WHAT NEEDS TO BE DONE
Word for word, transcribe the lines from the one containing "Transcribe the text in this document." through the end of the entries, both included, and nothing else.

INFORMATION PROVIDED
-- begin --

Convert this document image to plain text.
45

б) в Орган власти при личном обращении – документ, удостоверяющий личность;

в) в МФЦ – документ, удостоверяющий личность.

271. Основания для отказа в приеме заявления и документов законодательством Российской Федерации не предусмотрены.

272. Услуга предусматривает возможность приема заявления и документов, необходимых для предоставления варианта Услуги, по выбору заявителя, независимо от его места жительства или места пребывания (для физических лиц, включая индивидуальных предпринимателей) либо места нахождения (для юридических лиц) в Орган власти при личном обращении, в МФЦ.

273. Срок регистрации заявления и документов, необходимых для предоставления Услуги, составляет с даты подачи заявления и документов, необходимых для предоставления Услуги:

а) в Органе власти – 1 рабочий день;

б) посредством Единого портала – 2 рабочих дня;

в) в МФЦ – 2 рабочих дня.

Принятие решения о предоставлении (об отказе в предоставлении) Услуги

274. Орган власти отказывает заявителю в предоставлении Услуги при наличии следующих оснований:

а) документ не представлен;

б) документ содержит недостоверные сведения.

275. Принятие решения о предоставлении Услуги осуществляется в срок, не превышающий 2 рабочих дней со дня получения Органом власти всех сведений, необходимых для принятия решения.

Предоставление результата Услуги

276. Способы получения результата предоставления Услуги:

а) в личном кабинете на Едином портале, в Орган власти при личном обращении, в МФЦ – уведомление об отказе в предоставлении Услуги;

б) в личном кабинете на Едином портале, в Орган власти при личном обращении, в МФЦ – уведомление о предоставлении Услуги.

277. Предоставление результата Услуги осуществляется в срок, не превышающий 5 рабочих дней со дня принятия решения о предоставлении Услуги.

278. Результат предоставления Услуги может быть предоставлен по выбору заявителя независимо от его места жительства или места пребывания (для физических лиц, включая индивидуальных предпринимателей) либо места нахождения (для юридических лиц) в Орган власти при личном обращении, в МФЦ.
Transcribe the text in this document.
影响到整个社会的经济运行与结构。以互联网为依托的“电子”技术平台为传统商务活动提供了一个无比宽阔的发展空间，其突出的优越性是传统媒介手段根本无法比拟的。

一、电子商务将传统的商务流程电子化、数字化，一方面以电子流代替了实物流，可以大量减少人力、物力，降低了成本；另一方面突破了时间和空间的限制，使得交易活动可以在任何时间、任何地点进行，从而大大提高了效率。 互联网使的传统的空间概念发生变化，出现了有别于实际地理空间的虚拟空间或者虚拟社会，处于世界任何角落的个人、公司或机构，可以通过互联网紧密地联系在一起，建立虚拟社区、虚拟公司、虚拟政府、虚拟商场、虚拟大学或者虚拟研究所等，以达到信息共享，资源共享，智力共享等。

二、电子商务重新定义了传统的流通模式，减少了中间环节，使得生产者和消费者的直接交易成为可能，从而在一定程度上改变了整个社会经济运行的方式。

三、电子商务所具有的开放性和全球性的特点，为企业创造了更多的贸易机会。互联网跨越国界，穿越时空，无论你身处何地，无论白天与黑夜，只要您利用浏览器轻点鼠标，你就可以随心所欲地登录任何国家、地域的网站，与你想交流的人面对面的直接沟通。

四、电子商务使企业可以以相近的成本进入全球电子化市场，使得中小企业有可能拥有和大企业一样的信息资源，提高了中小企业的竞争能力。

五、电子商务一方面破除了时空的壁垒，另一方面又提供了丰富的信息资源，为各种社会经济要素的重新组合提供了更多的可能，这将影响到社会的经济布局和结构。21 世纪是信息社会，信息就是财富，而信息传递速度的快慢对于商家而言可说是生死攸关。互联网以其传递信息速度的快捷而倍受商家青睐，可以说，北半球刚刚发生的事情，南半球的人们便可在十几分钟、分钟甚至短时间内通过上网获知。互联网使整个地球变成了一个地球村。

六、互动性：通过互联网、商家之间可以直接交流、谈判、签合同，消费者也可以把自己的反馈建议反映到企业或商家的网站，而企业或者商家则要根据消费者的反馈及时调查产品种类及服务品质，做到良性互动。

-- end --

WORKED SOLUTION
Transcribe the text in this document.
影响到整个社会的经济运行与结构。以互联网为依托的“电子”技术平台为传统商务活动提供了一个无比宽阔的发展空间，其突出的优越性是传统媒介手段根本无法比拟的。

一、电子商务将传统的商务流程电子化、数字化，一方面以电子流代替了实物流，可以大量减少人力、物力，降低了成本；另一方面突破了时间和空间的限制，使得交易活动可以在任何时间、任何地点进行，从而大大提高了效率。 互联网使的传统的空间概念发生变化，出现了有别于实际地理空间的虚拟空间或者虚拟社会，处于世界任何角落的个人、公司或机构，可以通过互联网紧密地联系在一起，建立虚拟社区、虚拟公司、虚拟政府、虚拟商场、虚拟大学或者虚拟研究所等，以达到信息共享，资源共享，智力共享等。

二、电子商务重新定义了传统的流通模式，减少了中间环节，使得生产者和消费者的直接交易成为可能，从而在一定程度上改变了整个社会经济运行的方式。

三、电子商务所具有的开放性和全球性的特点，为企业创造了更多的贸易机会。互联网跨越国界，穿越时空，无论你身处何地，无论白天与黑夜，只要您利用浏览器轻点鼠标，你就可以随心所欲地登录任何国家、地域的网站，与你想交流的人面对面的直接沟通。

四、电子商务使企业可以以相近的成本进入全球电子化市场，使得中小企业有可能拥有和大企业一样的信息资源，提高了中小企业的竞争能力。

五、电子商务一方面破除了时空的壁垒，另一方面又提供了丰富的信息资源，为各种社会经济要素的重新组合提供了更多的可能，这将影响到社会的经济布局和结构。21 世纪是信息社会，信息就是财富，而信息传递速度的快慢对于商家而言可说是生死攸关。互联网以其传递信息速度的快捷而倍受商家青睐，可以说，北半球刚刚发生的事情，南半球的人们便可在十几分钟、分钟甚至短时间内通过上网获知。互联网使整个地球变成了一个地球村。

六、互动性：通过互联网、商家之间可以直接交流、谈判、签合同，消费者也可以把自己的反馈建议反映到企业或商家的网站，而企业或者商家则要根据消费者的反馈及时调查产品种类及服务品质，做到良性互动。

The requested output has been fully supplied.